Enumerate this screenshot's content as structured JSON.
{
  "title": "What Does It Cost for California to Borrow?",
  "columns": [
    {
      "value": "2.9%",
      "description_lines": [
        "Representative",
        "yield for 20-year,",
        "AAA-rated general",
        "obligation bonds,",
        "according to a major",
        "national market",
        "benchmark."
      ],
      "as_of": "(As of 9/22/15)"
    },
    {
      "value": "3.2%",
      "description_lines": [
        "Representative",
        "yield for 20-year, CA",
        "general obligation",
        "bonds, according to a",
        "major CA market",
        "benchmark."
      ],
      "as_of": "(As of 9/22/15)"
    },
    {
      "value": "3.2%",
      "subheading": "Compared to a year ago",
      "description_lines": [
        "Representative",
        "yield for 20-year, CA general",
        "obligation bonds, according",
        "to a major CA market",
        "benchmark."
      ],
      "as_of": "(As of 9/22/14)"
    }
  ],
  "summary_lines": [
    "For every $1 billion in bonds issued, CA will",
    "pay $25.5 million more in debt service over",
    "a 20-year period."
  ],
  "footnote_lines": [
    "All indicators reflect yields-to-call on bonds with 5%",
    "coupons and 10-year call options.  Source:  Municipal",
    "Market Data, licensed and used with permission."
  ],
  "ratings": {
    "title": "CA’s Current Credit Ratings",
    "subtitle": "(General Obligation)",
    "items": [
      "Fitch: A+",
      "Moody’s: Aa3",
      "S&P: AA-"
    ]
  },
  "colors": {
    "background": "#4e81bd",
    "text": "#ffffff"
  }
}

- _PROBLEM TO SOLVE_: Reproduce all the records precisely.

- _FINAL RESULT_:
Enumerate this screenshot's content as structured JSON.
{
  "title": "What Does It Cost for California to Borrow?",
  "columns": [
    {
      "value": "2.9%",
      "description_lines": [
        "Representative",
        "yield for 20-year,",
        "AAA-rated general",
        "obligation bonds,",
        "according to a major",
        "national market",
        "benchmark."
      ],
      "as_of": "(As of 9/22/15)"
    },
    {
      "value": "3.2%",
      "description_lines": [
        "Representative",
        "yield for 20-year, CA",
        "general obligation",
        "bonds, according to a",
        "major CA market",
        "benchmark."
      ],
      "as_of": "(As of 9/22/15)"
    },
    {
      "value": "3.2%",
      "subheading": "Compared to a year ago",
      "description_lines": [
        "Representative",
        "yield for 20-year, CA general",
        "obligation bonds, according",
        "to a major CA market",
        "benchmark."
      ],
      "as_of": "(As of 9/22/14)"
    }
  ],
  "summary_lines": [
    "For every $1 billion in bonds issued, CA will",
    "pay $25.5 million more in debt service over",
    "a 20-year period."
  ],
  "footnote_lines": [
    "All indicators reflect yields-to-call on bonds with 5%",
    "coupons and 10-year call options.  Source:  Municipal",
    "Market Data, licensed and used with permission."
  ],
  "ratings": {
    "title": "CA’s Current Credit Ratings",
    "subtitle": "(General Obligation)",
    "items": [
      "Fitch: A+",
      "Moody’s: Aa3",
      "S&P: AA-"
    ]
  },
  "colors": {
    "background": "#4e81bd",
    "text": "#ffffff"
  }
}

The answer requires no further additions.